Exactly as given, repeat all of the entries.

### GIVEN INFORMATION
_ _ _ _ _

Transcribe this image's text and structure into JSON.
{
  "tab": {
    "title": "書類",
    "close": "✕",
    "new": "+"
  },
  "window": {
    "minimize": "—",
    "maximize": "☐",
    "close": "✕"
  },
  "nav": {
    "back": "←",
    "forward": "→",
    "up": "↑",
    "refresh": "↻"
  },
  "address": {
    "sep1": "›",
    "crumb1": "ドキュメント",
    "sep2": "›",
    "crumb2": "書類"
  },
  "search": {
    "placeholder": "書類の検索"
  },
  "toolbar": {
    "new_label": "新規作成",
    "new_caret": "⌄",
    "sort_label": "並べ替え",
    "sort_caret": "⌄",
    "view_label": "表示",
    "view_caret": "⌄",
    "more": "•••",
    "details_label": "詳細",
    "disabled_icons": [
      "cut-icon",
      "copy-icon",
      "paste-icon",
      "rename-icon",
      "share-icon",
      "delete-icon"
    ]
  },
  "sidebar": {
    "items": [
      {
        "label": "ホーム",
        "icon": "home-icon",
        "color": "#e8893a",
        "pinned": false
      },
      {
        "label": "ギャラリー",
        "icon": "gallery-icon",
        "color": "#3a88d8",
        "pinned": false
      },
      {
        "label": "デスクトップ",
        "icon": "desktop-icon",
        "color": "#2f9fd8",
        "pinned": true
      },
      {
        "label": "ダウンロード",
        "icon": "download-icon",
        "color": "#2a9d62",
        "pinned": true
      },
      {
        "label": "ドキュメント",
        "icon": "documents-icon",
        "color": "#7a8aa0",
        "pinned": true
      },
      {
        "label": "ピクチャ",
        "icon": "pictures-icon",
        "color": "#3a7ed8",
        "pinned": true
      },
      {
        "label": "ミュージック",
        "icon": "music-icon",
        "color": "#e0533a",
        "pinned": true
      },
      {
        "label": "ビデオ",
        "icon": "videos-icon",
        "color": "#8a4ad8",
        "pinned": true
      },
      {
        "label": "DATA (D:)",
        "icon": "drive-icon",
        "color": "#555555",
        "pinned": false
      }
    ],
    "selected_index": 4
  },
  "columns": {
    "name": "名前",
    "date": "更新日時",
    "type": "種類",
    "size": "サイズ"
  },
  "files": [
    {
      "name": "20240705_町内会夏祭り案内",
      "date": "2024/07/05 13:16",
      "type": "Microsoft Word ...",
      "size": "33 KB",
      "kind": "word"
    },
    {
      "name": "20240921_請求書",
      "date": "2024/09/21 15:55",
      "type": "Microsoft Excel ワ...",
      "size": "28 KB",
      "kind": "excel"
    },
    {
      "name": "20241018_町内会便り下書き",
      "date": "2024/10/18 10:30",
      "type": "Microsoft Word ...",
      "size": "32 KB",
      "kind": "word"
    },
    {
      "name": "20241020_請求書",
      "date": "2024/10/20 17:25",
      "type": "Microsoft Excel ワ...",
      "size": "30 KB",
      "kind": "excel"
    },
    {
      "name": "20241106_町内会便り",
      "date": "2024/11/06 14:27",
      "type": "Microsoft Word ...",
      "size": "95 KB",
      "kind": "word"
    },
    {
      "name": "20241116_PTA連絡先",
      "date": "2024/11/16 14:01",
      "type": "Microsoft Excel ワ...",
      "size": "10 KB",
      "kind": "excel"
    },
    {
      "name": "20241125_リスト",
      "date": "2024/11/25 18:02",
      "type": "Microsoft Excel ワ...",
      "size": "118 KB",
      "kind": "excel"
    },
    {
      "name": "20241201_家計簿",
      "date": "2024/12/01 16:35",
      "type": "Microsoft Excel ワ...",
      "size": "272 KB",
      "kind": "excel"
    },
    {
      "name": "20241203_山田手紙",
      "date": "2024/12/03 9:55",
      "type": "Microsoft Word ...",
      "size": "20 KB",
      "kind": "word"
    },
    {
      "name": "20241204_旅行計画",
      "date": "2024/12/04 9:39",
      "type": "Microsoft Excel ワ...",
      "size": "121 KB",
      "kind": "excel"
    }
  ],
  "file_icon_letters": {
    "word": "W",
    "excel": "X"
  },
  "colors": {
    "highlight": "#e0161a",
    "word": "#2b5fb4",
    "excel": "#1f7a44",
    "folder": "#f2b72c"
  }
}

_ _ _ _ _

### TASK RESULT
Transcribe this image's text and structure into JSON.
{
  "tab": {
    "title": "書類",
    "close": "✕",
    "new": "+"
  },
  "window": {
    "minimize": "—",
    "maximize": "☐",
    "close": "✕"
  },
  "nav": {
    "back": "←",
    "forward": "→",
    "up": "↑",
    "refresh": "↻"
  },
  "address": {
    "sep1": "›",
    "crumb1": "ドキュメント",
    "sep2": "›",
    "crumb2": "書類"
  },
  "search": {
    "placeholder": "書類の検索"
  },
  "toolbar": {
    "new_label": "新規作成",
    "new_caret": "⌄",
    "sort_label": "並べ替え",
    "sort_caret": "⌄",
    "view_label": "表示",
    "view_caret": "⌄",
    "more": "•••",
    "details_label": "詳細",
    "disabled_icons": [
      "cut-icon",
      "copy-icon",
      "paste-icon",
      "rename-icon",
      "share-icon",
      "delete-icon"
    ]
  },
  "sidebar": {
    "items": [
      {
        "label": "ホーム",
        "icon": "home-icon",
        "color": "#e8893a",
        "pinned": false
      },
      {
        "label": "ギャラリー",
        "icon": "gallery-icon",
        "color": "#3a88d8",
        "pinned": false
      },
      {
        "label": "デスクトップ",
        "icon": "desktop-icon",
        "color": "#2f9fd8",
        "pinned": true
      },
      {
        "label": "ダウンロード",
        "icon": "download-icon",
        "color": "#2a9d62",
        "pinned": true
      },
      {
        "label": "ドキュメント",
        "icon": "documents-icon",
        "color": "#7a8aa0",
        "pinned": true
      },
      {
        "label": "ピクチャ",
        "icon": "pictures-icon",
        "color": "#3a7ed8",
        "pinned": true
      },
      {
        "label": "ミュージック",
        "icon": "music-icon",
        "color": "#e0533a",
        "pinned": true
      },
      {
        "label": "ビデオ",
        "icon": "videos-icon",
        "color": "#8a4ad8",
        "pinned": true
      },
      {
        "label": "DATA (D:)",
        "icon": "drive-icon",
        "color": "#555555",
        "pinned": false
      }
    ],
    "selected_index": 4
  },
  "columns": {
    "name": "名前",
    "date": "更新日時",
    "type": "種類",
    "size": "サイズ"
  },
  "files": [
    {
      "name": "20240705_町内会夏祭り案内",
      "date": "2024/07/05 13:16",
      "type": "Microsoft Word ...",
      "size": "33 KB",
      "kind": "word"
    },
    {
      "name": "20240921_請求書",
      "date": "2024/09/21 15:55",
      "type": "Microsoft Excel ワ...",
      "size": "28 KB",
      "kind": "excel"
    },
    {
      "name": "20241018_町内会便り下書き",
      "date": "2024/10/18 10:30",
      "type": "Microsoft Word ...",
      "size": "32 KB",
      "kind": "word"
    },
    {
      "name": "20241020_請求書",
      "date": "2024/10/20 17:25",
      "type": "Microsoft Excel ワ...",
      "size": "30 KB",
      "kind": "excel"
    },
    {
      "name": "20241106_町内会便り",
      "date": "2024/11/06 14:27",
      "type": "Microsoft Word ...",
      "size": "95 KB",
      "kind": "word"
    },
    {
      "name": "20241116_PTA連絡先",
      "date": "2024/11/16 14:01",
      "type": "Microsoft Excel ワ...",
      "size": "10 KB",
      "kind": "excel"
    },
    {
      "name": "20241125_リスト",
      "date": "2024/11/25 18:02",
      "type": "Microsoft Excel ワ...",
      "size": "118 KB",
      "kind": "excel"
    },
    {
      "name": "20241201_家計簿",
      "date": "2024/12/01 16:35",
      "type": "Microsoft Excel ワ...",
      "size": "272 KB",
      "kind": "excel"
    },
    {
      "name": "20241203_山田手紙",
      "date": "2024/12/03 9:55",
      "type": "Microsoft Word ...",
      "size": "20 KB",
      "kind": "word"
    },
    {
      "name": "20241204_旅行計画",
      "date": "2024/12/04 9:39",
      "type": "Microsoft Excel ワ...",
      "size": "121 KB",
      "kind": "excel"
    }
  ],
  "file_icon_letters": {
    "word": "W",
    "excel": "X"
  },
  "colors": {
    "highlight": "#e0161a",
    "word": "#2b5fb4",
    "excel": "#1f7a44",
    "folder": "#f2b72c"
  }
}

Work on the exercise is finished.